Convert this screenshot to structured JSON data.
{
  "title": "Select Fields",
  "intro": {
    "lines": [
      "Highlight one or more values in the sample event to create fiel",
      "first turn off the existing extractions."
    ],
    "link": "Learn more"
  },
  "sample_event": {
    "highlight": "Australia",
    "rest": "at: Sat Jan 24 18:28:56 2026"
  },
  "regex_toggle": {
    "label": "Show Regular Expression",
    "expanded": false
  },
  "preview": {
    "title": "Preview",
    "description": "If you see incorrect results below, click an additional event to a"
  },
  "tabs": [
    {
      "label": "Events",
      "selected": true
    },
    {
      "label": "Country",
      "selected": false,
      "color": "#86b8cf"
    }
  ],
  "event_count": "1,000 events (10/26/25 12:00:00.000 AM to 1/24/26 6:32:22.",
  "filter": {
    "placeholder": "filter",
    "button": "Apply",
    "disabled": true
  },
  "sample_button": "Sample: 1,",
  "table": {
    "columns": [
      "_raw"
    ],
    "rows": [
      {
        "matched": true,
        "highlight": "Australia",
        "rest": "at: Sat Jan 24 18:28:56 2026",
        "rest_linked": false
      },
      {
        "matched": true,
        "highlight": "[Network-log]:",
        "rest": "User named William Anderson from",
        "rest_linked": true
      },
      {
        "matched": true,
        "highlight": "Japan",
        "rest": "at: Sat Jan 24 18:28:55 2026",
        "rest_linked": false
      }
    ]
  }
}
^^^^
* [Exercise] Which lines above hold the word "Australia"? Copy each of them.

* [Answer to the problem]
    "highlight": "Australia",
        "highlight": "Australia",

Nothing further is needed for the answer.